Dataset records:
━━━━

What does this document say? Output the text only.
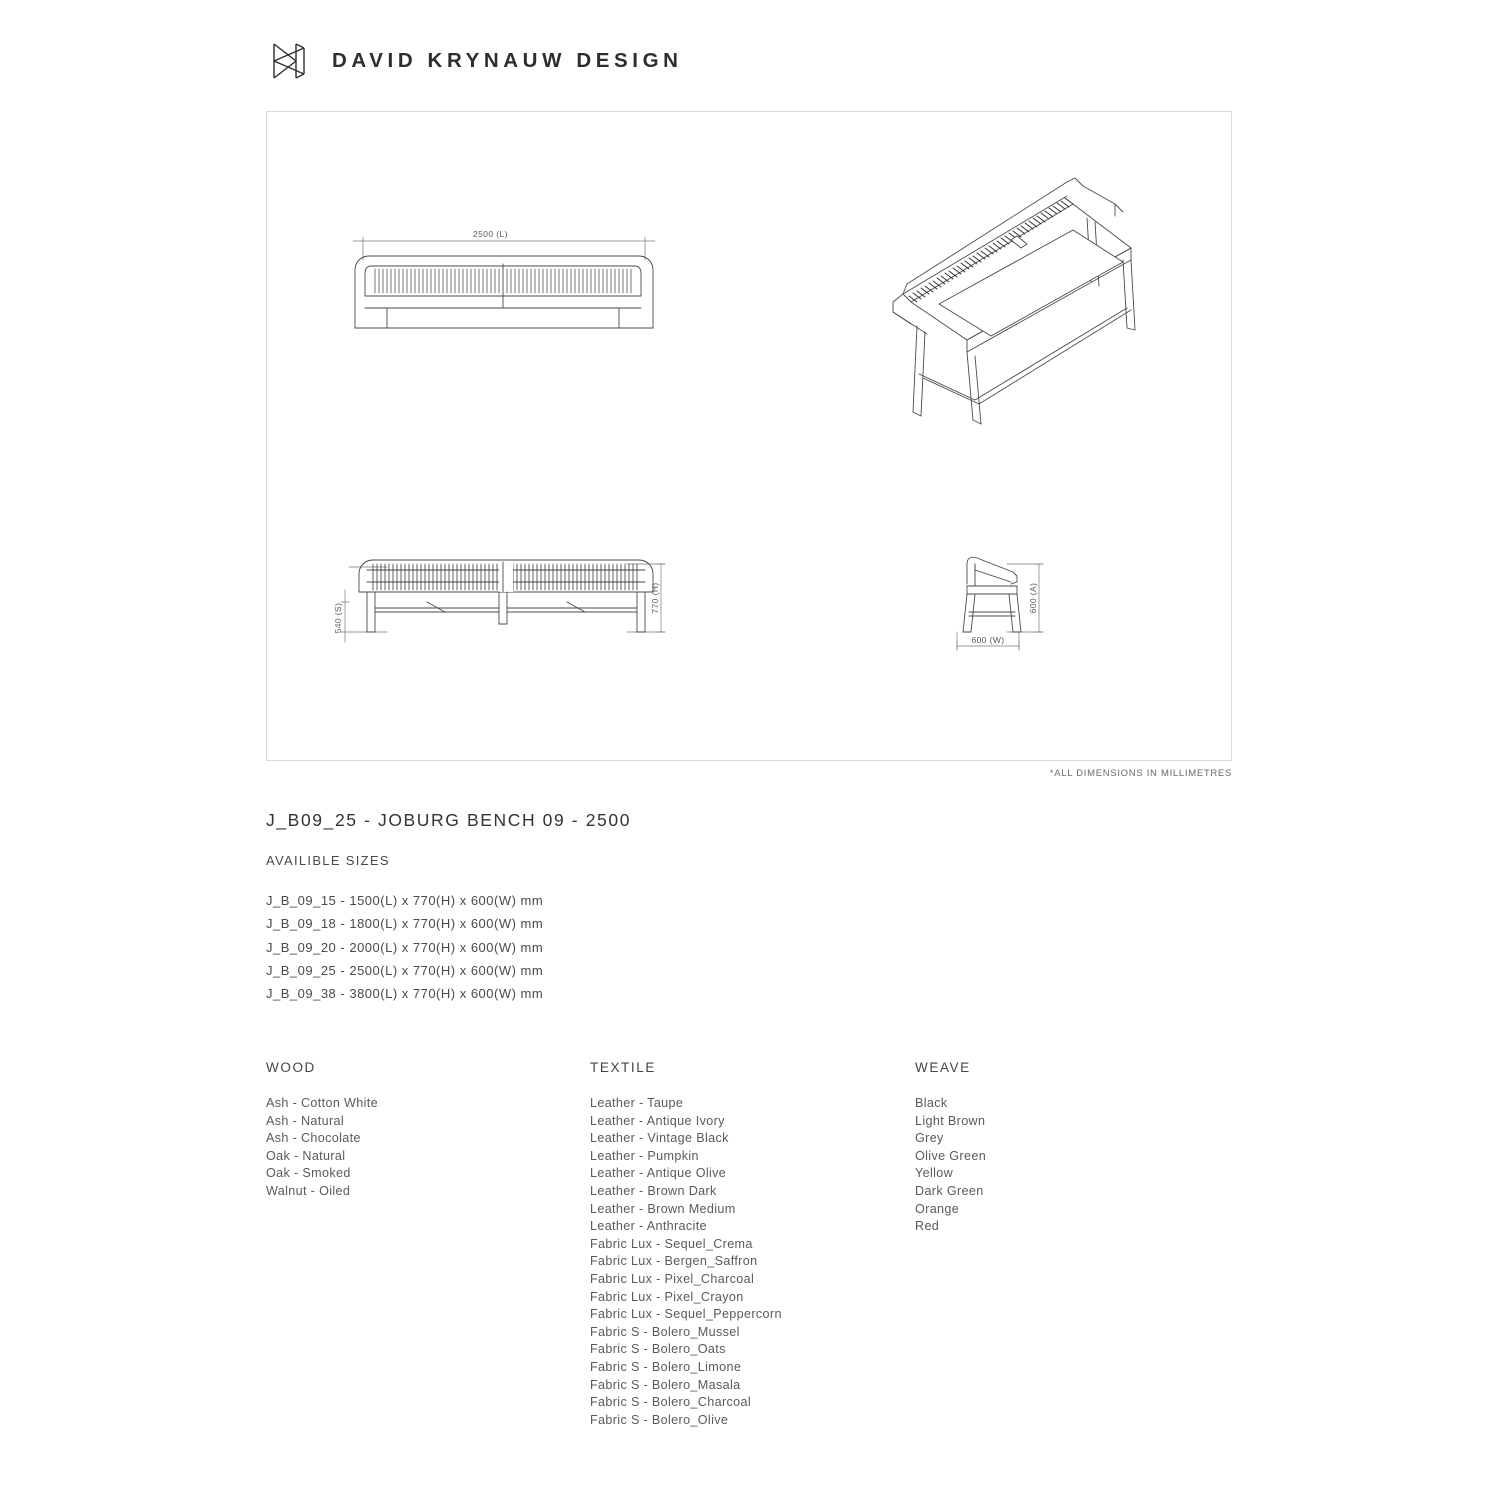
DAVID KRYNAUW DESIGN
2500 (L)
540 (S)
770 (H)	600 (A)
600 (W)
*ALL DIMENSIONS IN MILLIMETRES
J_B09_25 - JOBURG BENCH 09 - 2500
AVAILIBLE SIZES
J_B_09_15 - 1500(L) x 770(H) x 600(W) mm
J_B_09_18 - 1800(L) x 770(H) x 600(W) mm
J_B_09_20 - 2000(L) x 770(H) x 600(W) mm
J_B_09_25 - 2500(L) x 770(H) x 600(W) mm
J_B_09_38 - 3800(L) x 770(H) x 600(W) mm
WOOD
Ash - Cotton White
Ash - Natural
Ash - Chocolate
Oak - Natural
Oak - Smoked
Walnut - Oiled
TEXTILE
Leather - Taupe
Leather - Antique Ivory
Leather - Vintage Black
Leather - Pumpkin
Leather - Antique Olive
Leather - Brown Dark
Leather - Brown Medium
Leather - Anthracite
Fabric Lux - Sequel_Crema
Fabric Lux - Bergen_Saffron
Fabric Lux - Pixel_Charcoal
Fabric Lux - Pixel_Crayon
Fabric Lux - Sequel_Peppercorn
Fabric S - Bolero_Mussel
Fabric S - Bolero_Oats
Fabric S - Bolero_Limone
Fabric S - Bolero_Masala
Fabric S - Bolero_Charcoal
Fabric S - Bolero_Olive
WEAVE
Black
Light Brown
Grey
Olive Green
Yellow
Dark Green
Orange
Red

━━━━

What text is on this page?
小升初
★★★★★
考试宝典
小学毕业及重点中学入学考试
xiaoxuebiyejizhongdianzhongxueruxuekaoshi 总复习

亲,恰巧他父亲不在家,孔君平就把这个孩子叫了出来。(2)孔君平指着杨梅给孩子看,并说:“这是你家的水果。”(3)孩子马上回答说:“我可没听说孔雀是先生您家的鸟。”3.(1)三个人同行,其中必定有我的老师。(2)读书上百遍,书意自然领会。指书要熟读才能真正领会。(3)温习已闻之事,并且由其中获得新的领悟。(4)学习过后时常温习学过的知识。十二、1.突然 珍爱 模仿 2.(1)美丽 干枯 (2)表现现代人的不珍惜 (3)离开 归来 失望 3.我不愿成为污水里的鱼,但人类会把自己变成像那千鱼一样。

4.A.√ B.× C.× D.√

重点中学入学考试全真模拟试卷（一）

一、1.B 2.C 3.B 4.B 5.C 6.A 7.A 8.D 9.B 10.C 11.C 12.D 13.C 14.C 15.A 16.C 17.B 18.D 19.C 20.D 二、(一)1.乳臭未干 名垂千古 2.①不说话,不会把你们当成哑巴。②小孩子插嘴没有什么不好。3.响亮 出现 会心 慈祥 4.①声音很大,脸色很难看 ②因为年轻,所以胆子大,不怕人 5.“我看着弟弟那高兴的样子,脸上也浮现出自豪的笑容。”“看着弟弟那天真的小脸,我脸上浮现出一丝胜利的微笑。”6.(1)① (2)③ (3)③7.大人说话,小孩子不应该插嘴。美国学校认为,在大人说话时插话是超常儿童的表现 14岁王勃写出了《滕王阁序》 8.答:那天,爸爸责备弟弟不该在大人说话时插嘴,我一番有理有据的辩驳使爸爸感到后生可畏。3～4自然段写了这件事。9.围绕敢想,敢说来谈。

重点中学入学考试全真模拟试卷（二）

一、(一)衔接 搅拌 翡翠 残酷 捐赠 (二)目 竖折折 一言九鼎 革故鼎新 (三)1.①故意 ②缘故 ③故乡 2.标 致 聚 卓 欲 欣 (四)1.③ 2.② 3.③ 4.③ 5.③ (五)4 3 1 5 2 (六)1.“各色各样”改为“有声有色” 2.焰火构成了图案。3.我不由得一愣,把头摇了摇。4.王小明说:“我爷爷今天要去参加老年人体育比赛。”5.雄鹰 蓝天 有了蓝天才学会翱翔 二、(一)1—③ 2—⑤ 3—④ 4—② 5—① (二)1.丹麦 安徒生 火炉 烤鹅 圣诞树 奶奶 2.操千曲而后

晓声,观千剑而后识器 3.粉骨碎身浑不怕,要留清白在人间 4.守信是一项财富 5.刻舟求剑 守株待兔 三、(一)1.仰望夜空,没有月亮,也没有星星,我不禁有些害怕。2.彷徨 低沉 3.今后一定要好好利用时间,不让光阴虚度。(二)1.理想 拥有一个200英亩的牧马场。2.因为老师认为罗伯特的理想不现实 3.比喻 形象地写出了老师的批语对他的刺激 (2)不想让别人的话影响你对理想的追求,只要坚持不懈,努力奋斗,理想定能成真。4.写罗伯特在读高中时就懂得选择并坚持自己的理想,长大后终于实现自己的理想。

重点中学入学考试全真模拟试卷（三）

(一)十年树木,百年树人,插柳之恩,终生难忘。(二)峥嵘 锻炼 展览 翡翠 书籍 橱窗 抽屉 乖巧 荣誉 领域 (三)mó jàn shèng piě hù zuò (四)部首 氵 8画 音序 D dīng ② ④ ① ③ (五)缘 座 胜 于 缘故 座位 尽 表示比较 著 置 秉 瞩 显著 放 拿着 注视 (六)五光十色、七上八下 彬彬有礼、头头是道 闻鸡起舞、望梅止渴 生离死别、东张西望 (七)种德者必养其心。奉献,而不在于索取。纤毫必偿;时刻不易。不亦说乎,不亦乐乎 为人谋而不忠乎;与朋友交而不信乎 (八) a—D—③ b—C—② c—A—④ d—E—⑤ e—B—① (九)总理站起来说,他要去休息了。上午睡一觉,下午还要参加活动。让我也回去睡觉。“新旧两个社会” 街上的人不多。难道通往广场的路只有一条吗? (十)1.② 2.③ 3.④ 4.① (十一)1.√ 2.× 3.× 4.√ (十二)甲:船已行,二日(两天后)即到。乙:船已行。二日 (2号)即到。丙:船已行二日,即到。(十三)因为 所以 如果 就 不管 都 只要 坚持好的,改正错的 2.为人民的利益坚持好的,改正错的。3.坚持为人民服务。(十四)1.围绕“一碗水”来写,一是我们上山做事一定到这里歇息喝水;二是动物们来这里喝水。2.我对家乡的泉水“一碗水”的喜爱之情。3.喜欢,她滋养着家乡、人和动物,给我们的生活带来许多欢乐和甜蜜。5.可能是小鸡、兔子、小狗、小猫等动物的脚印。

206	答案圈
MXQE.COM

━━━━

## [STATED GOAL]
Across the records above, count the lines holding "What" and reply with that number alone.

## [SOLVED EXERCISE]
2